## BEGIN

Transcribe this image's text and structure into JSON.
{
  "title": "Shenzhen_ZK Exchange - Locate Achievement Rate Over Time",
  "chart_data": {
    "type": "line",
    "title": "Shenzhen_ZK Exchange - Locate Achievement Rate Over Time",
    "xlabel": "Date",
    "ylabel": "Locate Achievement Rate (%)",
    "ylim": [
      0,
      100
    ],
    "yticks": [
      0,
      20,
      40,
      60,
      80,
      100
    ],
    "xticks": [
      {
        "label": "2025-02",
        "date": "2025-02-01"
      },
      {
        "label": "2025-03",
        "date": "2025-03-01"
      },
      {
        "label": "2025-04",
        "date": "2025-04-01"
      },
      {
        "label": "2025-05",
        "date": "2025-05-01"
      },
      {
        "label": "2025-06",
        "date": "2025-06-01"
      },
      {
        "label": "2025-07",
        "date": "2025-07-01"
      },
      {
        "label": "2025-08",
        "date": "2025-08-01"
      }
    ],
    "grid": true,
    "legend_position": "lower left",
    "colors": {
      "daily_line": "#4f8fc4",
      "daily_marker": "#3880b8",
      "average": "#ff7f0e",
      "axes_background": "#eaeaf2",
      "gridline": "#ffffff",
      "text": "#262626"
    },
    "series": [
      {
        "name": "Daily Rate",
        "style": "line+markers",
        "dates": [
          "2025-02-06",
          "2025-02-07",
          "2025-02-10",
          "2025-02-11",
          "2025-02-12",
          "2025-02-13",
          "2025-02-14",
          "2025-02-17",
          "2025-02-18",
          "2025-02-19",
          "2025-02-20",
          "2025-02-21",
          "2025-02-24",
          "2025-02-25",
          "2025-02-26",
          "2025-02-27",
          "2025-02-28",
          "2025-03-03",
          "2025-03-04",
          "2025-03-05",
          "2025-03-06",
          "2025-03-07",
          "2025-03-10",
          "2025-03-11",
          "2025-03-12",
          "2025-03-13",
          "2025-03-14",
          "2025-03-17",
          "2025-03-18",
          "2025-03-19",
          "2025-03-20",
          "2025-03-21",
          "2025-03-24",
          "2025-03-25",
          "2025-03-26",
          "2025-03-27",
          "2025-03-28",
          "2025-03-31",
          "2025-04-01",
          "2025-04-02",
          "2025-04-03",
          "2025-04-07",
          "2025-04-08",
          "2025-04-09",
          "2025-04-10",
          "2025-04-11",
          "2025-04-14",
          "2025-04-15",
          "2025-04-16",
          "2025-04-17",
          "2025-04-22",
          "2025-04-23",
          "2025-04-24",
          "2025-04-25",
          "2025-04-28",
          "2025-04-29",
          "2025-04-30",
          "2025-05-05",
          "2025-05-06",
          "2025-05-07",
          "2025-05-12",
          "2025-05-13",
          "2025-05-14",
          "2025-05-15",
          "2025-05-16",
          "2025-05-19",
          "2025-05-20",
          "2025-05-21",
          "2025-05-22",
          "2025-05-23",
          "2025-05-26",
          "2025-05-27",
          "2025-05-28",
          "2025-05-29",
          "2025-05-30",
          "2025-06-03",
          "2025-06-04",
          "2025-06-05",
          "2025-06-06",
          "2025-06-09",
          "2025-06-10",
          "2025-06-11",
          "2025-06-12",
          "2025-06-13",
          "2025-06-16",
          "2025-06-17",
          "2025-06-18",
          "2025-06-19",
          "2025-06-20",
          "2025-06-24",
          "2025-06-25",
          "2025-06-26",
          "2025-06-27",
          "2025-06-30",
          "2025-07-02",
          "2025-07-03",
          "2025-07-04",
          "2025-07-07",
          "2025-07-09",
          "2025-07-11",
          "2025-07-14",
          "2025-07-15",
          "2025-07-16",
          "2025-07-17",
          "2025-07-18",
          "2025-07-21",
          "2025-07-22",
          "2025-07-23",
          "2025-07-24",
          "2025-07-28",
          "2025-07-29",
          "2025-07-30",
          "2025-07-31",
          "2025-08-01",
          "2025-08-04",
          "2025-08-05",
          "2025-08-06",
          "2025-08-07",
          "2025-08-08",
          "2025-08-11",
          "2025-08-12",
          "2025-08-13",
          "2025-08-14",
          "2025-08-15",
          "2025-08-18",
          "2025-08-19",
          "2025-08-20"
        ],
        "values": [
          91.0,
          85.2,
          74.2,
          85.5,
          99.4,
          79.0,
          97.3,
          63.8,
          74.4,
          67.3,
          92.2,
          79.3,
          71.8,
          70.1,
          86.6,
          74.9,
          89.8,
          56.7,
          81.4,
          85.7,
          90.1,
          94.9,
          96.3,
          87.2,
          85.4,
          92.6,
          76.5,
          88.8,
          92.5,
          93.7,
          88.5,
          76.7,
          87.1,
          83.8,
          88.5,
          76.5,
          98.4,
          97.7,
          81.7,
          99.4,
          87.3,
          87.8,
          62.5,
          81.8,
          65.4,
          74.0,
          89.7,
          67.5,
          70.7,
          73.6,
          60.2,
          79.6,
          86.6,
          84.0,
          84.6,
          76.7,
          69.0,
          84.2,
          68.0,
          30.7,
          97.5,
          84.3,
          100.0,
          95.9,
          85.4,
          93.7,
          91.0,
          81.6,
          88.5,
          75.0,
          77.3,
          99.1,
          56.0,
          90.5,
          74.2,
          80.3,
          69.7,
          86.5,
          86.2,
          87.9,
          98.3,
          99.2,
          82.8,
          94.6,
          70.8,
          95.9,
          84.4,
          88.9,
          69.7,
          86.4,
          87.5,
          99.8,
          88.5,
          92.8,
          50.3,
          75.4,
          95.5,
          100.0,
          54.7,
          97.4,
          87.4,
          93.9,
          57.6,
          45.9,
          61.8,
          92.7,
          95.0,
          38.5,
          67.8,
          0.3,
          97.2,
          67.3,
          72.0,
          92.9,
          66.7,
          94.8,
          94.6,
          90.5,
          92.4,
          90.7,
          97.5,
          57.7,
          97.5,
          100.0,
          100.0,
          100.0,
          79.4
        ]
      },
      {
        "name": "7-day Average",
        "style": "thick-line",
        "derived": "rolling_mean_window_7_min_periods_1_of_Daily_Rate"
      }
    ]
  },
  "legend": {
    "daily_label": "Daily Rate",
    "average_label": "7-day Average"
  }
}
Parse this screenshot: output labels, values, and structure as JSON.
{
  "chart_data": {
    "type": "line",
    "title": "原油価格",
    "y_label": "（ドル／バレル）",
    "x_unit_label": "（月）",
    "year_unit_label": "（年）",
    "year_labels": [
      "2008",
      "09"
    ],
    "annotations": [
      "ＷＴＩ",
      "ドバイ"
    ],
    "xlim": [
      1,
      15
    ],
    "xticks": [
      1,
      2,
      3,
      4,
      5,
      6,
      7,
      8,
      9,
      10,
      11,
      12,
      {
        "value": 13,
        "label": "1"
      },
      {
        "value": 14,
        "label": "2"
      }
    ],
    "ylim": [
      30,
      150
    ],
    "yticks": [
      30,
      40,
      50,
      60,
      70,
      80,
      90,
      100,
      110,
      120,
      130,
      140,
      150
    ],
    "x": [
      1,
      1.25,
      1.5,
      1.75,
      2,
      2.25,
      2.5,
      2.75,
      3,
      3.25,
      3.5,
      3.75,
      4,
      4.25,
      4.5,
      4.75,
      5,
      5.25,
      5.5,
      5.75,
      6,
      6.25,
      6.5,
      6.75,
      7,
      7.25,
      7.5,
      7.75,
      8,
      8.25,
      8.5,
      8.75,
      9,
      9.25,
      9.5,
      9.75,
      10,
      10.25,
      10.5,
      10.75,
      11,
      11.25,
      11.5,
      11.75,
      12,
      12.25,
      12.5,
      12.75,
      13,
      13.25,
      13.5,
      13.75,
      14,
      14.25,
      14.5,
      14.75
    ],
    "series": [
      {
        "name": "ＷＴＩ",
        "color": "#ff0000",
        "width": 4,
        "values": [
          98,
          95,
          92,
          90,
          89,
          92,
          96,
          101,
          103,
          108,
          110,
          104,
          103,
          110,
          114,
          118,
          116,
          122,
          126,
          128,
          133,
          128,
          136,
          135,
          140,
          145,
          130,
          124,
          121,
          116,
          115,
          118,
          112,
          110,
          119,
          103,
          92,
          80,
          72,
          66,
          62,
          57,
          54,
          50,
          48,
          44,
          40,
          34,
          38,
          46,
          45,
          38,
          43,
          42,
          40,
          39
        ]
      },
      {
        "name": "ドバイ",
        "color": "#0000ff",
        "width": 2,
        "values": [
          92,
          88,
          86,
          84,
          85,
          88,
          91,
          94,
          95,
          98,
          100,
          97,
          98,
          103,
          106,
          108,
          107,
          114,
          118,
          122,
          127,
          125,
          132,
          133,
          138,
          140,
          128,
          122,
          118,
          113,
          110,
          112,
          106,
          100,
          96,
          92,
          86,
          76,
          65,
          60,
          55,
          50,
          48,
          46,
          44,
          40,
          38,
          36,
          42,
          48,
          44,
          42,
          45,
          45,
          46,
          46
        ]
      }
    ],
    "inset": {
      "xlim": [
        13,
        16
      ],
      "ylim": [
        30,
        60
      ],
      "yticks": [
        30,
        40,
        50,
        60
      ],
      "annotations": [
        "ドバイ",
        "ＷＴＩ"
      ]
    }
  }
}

## END

:: WHAT TO DO ::
Using the data above, copy each line that contains "name".

:: EXERCISE RESPONSE ::
        "name": "Daily Rate",
        "name": "7-day Average",
        "name": "ＷＴＩ",
        "name": "ドバイ",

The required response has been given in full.